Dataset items
·····

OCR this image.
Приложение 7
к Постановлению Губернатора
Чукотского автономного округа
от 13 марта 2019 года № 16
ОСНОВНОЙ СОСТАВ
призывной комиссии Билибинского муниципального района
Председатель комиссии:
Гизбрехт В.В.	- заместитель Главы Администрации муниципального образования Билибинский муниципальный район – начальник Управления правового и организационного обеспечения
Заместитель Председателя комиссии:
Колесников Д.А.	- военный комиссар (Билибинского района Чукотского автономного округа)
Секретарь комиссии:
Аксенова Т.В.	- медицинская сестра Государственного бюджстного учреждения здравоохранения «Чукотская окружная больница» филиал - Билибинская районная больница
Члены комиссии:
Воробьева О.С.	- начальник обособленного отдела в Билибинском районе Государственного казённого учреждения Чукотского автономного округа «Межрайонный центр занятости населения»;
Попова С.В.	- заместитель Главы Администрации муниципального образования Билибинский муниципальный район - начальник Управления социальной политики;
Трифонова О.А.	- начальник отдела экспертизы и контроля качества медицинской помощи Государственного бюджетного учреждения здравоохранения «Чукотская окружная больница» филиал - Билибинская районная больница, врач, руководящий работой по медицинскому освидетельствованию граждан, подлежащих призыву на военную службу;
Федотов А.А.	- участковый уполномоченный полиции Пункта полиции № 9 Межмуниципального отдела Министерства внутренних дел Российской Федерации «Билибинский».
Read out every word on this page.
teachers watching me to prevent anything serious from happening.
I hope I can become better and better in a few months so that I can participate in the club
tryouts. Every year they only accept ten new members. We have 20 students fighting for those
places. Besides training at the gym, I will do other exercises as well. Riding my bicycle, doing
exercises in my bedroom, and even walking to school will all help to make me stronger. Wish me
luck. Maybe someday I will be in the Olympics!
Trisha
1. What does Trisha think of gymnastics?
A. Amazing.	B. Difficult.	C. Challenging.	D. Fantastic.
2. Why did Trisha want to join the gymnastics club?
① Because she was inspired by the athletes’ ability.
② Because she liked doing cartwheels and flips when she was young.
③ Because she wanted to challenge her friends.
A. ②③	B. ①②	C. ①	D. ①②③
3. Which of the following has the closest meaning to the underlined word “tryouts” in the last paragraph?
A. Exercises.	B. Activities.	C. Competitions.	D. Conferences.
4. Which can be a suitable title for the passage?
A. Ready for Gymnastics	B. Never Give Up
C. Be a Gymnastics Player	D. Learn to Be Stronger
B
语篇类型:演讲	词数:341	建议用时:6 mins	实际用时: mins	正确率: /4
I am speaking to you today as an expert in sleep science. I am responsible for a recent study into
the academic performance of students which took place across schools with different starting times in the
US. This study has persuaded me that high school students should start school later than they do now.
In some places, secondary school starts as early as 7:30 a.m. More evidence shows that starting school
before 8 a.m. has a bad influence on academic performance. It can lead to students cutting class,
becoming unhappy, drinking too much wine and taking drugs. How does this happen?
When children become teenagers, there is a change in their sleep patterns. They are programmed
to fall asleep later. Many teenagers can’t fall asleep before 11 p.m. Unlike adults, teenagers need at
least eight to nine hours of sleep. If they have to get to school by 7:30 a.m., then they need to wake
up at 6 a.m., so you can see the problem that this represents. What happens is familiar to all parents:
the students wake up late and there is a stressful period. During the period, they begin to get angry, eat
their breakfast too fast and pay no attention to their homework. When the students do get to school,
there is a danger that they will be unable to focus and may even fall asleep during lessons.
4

·····

**What is required:**
The full set of records should be duplicated exactly.

**Result:**
OCR this image.
Приложение 7
к Постановлению Губернатора
Чукотского автономного округа
от 13 марта 2019 года № 16
ОСНОВНОЙ СОСТАВ
призывной комиссии Билибинского муниципального района
Председатель комиссии:
Гизбрехт В.В.	- заместитель Главы Администрации муниципального образования Билибинский муниципальный район – начальник Управления правового и организационного обеспечения
Заместитель Председателя комиссии:
Колесников Д.А.	- военный комиссар (Билибинского района Чукотского автономного округа)
Секретарь комиссии:
Аксенова Т.В.	- медицинская сестра Государственного бюджстного учреждения здравоохранения «Чукотская окружная больница» филиал - Билибинская районная больница
Члены комиссии:
Воробьева О.С.	- начальник обособленного отдела в Билибинском районе Государственного казённого учреждения Чукотского автономного округа «Межрайонный центр занятости населения»;
Попова С.В.	- заместитель Главы Администрации муниципального образования Билибинский муниципальный район - начальник Управления социальной политики;
Трифонова О.А.	- начальник отдела экспертизы и контроля качества медицинской помощи Государственного бюджетного учреждения здравоохранения «Чукотская окружная больница» филиал - Билибинская районная больница, врач, руководящий работой по медицинскому освидетельствованию граждан, подлежащих призыву на военную службу;
Федотов А.А.	- участковый уполномоченный полиции Пункта полиции № 9 Межмуниципального отдела Министерства внутренних дел Российской Федерации «Билибинский».
Read out every word on this page.
teachers watching me to prevent anything serious from happening.
I hope I can become better and better in a few months so that I can participate in the club
tryouts. Every year they only accept ten new members. We have 20 students fighting for those
places. Besides training at the gym, I will do other exercises as well. Riding my bicycle, doing
exercises in my bedroom, and even walking to school will all help to make me stronger. Wish me
luck. Maybe someday I will be in the Olympics!
Trisha
1. What does Trisha think of gymnastics?
A. Amazing.	B. Difficult.	C. Challenging.	D. Fantastic.
2. Why did Trisha want to join the gymnastics club?
① Because she was inspired by the athletes’ ability.
② Because she liked doing cartwheels and flips when she was young.
③ Because she wanted to challenge her friends.
A. ②③	B. ①②	C. ①	D. ①②③
3. Which of the following has the closest meaning to the underlined word “tryouts” in the last paragraph?
A. Exercises.	B. Activities.	C. Competitions.	D. Conferences.
4. Which can be a suitable title for the passage?
A. Ready for Gymnastics	B. Never Give Up
C. Be a Gymnastics Player	D. Learn to Be Stronger
B
语篇类型:演讲	词数:341	建议用时:6 mins	实际用时: mins	正确率: /4
I am speaking to you today as an expert in sleep science. I am responsible for a recent study into
the academic performance of students which took place across schools with different starting times in the
US. This study has persuaded me that high school students should start school later than they do now.
In some places, secondary school starts as early as 7:30 a.m. More evidence shows that starting school
before 8 a.m. has a bad influence on academic performance. It can lead to students cutting class,
becoming unhappy, drinking too much wine and taking drugs. How does this happen?
When children become teenagers, there is a change in their sleep patterns. They are programmed
to fall asleep later. Many teenagers can’t fall asleep before 11 p.m. Unlike adults, teenagers need at
least eight to nine hours of sleep. If they have to get to school by 7:30 a.m., then they need to wake
up at 6 a.m., so you can see the problem that this represents. What happens is familiar to all parents:
the students wake up late and there is a stressful period. During the period, they begin to get angry, eat
their breakfast too fast and pay no attention to their homework. When the students do get to school,
there is a danger that they will be unable to focus and may even fall asleep during lessons.
4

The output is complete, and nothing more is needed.